-- START Records to process --

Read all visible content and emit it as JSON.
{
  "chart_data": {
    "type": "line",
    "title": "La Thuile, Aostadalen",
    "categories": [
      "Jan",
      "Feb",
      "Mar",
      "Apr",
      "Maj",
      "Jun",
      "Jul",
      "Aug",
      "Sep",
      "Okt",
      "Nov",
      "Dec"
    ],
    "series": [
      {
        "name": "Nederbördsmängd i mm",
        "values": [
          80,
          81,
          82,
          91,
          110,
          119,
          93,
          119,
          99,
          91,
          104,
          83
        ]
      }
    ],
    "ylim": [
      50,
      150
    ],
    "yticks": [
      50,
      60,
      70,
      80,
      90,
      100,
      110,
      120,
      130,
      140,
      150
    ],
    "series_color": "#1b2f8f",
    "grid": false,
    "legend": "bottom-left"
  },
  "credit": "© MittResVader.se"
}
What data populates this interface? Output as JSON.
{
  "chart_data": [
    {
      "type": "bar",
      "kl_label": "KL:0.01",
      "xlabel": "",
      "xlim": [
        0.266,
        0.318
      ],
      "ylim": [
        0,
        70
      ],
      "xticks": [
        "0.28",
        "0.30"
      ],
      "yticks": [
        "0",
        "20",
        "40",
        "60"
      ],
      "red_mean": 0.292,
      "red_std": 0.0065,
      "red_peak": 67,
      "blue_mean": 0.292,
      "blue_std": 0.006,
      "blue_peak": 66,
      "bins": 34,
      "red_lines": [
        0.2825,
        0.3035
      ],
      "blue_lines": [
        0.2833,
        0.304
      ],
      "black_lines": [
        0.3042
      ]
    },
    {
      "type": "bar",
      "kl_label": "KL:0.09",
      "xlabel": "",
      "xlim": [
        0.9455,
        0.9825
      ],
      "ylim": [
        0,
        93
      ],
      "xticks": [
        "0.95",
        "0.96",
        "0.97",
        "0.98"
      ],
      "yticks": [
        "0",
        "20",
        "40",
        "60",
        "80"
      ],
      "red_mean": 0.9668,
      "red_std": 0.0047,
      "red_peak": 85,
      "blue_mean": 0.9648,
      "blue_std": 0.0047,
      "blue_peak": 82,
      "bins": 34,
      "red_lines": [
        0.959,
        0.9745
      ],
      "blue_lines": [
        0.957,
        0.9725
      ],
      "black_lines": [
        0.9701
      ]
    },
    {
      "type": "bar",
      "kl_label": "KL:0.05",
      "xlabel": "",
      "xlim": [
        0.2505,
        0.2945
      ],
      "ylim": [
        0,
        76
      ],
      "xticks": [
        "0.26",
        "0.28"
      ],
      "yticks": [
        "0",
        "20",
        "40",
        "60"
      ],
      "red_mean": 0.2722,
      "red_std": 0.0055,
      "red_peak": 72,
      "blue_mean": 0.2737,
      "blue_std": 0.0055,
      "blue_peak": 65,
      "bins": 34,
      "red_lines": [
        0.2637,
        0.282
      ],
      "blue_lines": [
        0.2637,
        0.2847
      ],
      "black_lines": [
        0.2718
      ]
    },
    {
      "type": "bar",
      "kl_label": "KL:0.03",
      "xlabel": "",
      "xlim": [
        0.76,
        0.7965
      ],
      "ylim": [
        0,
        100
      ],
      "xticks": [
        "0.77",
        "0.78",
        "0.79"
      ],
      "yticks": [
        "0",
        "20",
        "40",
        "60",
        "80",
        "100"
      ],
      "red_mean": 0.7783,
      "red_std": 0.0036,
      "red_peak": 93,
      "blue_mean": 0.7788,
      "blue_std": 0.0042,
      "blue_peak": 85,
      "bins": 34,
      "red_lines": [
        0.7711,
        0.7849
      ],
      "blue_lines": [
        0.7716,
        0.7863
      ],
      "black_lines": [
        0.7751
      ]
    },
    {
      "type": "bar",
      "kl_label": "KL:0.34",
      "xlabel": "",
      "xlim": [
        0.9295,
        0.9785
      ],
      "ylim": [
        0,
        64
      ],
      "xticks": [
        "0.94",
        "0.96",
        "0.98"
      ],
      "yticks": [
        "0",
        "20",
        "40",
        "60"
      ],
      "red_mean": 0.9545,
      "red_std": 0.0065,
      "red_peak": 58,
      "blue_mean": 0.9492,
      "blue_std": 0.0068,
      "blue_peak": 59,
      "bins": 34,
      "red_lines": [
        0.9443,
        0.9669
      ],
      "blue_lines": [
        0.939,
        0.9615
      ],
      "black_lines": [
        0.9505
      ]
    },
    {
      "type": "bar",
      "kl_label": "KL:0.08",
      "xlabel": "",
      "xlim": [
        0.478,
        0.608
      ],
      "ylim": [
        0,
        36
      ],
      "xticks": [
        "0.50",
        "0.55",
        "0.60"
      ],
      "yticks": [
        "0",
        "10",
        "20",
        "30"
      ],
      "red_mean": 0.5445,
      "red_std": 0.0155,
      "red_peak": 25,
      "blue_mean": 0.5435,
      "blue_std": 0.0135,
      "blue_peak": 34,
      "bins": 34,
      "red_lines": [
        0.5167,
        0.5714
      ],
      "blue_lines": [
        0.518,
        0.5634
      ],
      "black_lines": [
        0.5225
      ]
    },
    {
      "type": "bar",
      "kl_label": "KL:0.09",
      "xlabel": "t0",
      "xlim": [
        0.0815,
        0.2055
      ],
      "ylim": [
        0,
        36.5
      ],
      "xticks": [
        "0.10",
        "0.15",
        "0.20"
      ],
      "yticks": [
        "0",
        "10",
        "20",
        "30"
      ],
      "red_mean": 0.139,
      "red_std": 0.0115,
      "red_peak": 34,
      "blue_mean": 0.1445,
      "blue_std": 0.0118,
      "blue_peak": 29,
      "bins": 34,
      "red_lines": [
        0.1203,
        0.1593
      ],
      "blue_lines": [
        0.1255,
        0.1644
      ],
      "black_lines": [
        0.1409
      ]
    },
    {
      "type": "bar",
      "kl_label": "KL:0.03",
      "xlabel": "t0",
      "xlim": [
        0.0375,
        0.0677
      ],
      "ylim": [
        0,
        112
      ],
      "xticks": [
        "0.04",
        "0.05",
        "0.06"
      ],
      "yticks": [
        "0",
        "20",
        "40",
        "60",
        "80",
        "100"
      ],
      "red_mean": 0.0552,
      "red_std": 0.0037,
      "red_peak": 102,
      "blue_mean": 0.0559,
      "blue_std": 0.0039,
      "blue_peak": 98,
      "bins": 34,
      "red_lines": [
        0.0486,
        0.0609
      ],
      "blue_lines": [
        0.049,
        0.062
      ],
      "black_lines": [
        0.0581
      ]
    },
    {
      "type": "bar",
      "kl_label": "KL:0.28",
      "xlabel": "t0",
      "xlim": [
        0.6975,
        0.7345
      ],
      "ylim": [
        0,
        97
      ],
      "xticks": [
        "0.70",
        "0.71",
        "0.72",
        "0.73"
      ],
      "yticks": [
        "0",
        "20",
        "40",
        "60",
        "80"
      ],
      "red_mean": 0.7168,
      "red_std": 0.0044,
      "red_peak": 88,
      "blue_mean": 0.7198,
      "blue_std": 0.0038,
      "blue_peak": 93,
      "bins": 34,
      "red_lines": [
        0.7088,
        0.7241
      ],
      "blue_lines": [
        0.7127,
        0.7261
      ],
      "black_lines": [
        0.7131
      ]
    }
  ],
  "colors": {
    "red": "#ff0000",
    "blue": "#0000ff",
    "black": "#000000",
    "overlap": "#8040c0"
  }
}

-- END Records to process --

Print the entries exactly. Include every one.

Read all visible content and emit it as JSON.
{
  "chart_data": {
    "type": "line",
    "title": "La Thuile, Aostadalen",
    "categories": [
      "Jan",
      "Feb",
      "Mar",
      "Apr",
      "Maj",
      "Jun",
      "Jul",
      "Aug",
      "Sep",
      "Okt",
      "Nov",
      "Dec"
    ],
    "series": [
      {
        "name": "Nederbördsmängd i mm",
        "values": [
          80,
          81,
          82,
          91,
          110,
          119,
          93,
          119,
          99,
          91,
          104,
          83
        ]
      }
    ],
    "ylim": [
      50,
      150
    ],
    "yticks": [
      50,
      60,
      70,
      80,
      90,
      100,
      110,
      120,
      130,
      140,
      150
    ],
    "series_color": "#1b2f8f",
    "grid": false,
    "legend": "bottom-left"
  },
  "credit": "© MittResVader.se"
}
What data populates this interface? Output as JSON.
{
  "chart_data": [
    {
      "type": "bar",
      "kl_label": "KL:0.01",
      "xlabel": "",
      "xlim": [
        0.266,
        0.318
      ],
      "ylim": [
        0,
        70
      ],
      "xticks": [
        "0.28",
        "0.30"
      ],
      "yticks": [
        "0",
        "20",
        "40",
        "60"
      ],
      "red_mean": 0.292,
      "red_std": 0.0065,
      "red_peak": 67,
      "blue_mean": 0.292,
      "blue_std": 0.006,
      "blue_peak": 66,
      "bins": 34,
      "red_lines": [
        0.2825,
        0.3035
      ],
      "blue_lines": [
        0.2833,
        0.304
      ],
      "black_lines": [
        0.3042
      ]
    },
    {
      "type": "bar",
      "kl_label": "KL:0.09",
      "xlabel": "",
      "xlim": [
        0.9455,
        0.9825
      ],
      "ylim": [
        0,
        93
      ],
      "xticks": [
        "0.95",
        "0.96",
        "0.97",
        "0.98"
      ],
      "yticks": [
        "0",
        "20",
        "40",
        "60",
        "80"
      ],
      "red_mean": 0.9668,
      "red_std": 0.0047,
      "red_peak": 85,
      "blue_mean": 0.9648,
      "blue_std": 0.0047,
      "blue_peak": 82,
      "bins": 34,
      "red_lines": [
        0.959,
        0.9745
      ],
      "blue_lines": [
        0.957,
        0.9725
      ],
      "black_lines": [
        0.9701
      ]
    },
    {
      "type": "bar",
      "kl_label": "KL:0.05",
      "xlabel": "",
      "xlim": [
        0.2505,
        0.2945
      ],
      "ylim": [
        0,
        76
      ],
      "xticks": [
        "0.26",
        "0.28"
      ],
      "yticks": [
        "0",
        "20",
        "40",
        "60"
      ],
      "red_mean": 0.2722,
      "red_std": 0.0055,
      "red_peak": 72,
      "blue_mean": 0.2737,
      "blue_std": 0.0055,
      "blue_peak": 65,
      "bins": 34,
      "red_lines": [
        0.2637,
        0.282
      ],
      "blue_lines": [
        0.2637,
        0.2847
      ],
      "black_lines": [
        0.2718
      ]
    },
    {
      "type": "bar",
      "kl_label": "KL:0.03",
      "xlabel": "",
      "xlim": [
        0.76,
        0.7965
      ],
      "ylim": [
        0,
        100
      ],
      "xticks": [
        "0.77",
        "0.78",
        "0.79"
      ],
      "yticks": [
        "0",
        "20",
        "40",
        "60",
        "80",
        "100"
      ],
      "red_mean": 0.7783,
      "red_std": 0.0036,
      "red_peak": 93,
      "blue_mean": 0.7788,
      "blue_std": 0.0042,
      "blue_peak": 85,
      "bins": 34,
      "red_lines": [
        0.7711,
        0.7849
      ],
      "blue_lines": [
        0.7716,
        0.7863
      ],
      "black_lines": [
        0.7751
      ]
    },
    {
      "type": "bar",
      "kl_label": "KL:0.34",
      "xlabel": "",
      "xlim": [
        0.9295,
        0.9785
      ],
      "ylim": [
        0,
        64
      ],
      "xticks": [
        "0.94",
        "0.96",
        "0.98"
      ],
      "yticks": [
        "0",
        "20",
        "40",
        "60"
      ],
      "red_mean": 0.9545,
      "red_std": 0.0065,
      "red_peak": 58,
      "blue_mean": 0.9492,
      "blue_std": 0.0068,
      "blue_peak": 59,
      "bins": 34,
      "red_lines": [
        0.9443,
        0.9669
      ],
      "blue_lines": [
        0.939,
        0.9615
      ],
      "black_lines": [
        0.9505
      ]
    },
    {
      "type": "bar",
      "kl_label": "KL:0.08",
      "xlabel": "",
      "xlim": [
        0.478,
        0.608
      ],
      "ylim": [
        0,
        36
      ],
      "xticks": [
        "0.50",
        "0.55",
        "0.60"
      ],
      "yticks": [
        "0",
        "10",
        "20",
        "30"
      ],
      "red_mean": 0.5445,
      "red_std": 0.0155,
      "red_peak": 25,
      "blue_mean": 0.5435,
      "blue_std": 0.0135,
      "blue_peak": 34,
      "bins": 34,
      "red_lines": [
        0.5167,
        0.5714
      ],
      "blue_lines": [
        0.518,
        0.5634
      ],
      "black_lines": [
        0.5225
      ]
    },
    {
      "type": "bar",
      "kl_label": "KL:0.09",
      "xlabel": "t0",
      "xlim": [
        0.0815,
        0.2055
      ],
      "ylim": [
        0,
        36.5
      ],
      "xticks": [
        "0.10",
        "0.15",
        "0.20"
      ],
      "yticks": [
        "0",
        "10",
        "20",
        "30"
      ],
      "red_mean": 0.139,
      "red_std": 0.0115,
      "red_peak": 34,
      "blue_mean": 0.1445,
      "blue_std": 0.0118,
      "blue_peak": 29,
      "bins": 34,
      "red_lines": [
        0.1203,
        0.1593
      ],
      "blue_lines": [
        0.1255,
        0.1644
      ],
      "black_lines": [
        0.1409
      ]
    },
    {
      "type": "bar",
      "kl_label": "KL:0.03",
      "xlabel": "t0",
      "xlim": [
        0.0375,
        0.0677
      ],
      "ylim": [
        0,
        112
      ],
      "xticks": [
        "0.04",
        "0.05",
        "0.06"
      ],
      "yticks": [
        "0",
        "20",
        "40",
        "60",
        "80",
        "100"
      ],
      "red_mean": 0.0552,
      "red_std": 0.0037,
      "red_peak": 102,
      "blue_mean": 0.0559,
      "blue_std": 0.0039,
      "blue_peak": 98,
      "bins": 34,
      "red_lines": [
        0.0486,
        0.0609
      ],
      "blue_lines": [
        0.049,
        0.062
      ],
      "black_lines": [
        0.0581
      ]
    },
    {
      "type": "bar",
      "kl_label": "KL:0.28",
      "xlabel": "t0",
      "xlim": [
        0.6975,
        0.7345
      ],
      "ylim": [
        0,
        97
      ],
      "xticks": [
        "0.70",
        "0.71",
        "0.72",
        "0.73"
      ],
      "yticks": [
        "0",
        "20",
        "40",
        "60",
        "80"
      ],
      "red_mean": 0.7168,
      "red_std": 0.0044,
      "red_peak": 88,
      "blue_mean": 0.7198,
      "blue_std": 0.0038,
      "blue_peak": 93,
      "bins": 34,
      "red_lines": [
        0.7088,
        0.7241
      ],
      "blue_lines": [
        0.7127,
        0.7261
      ],
      "black_lines": [
        0.7131
      ]
    }
  ],
  "colors": {
    "red": "#ff0000",
    "blue": "#0000ff",
    "black": "#000000",
    "overlap": "#8040c0"
  }
}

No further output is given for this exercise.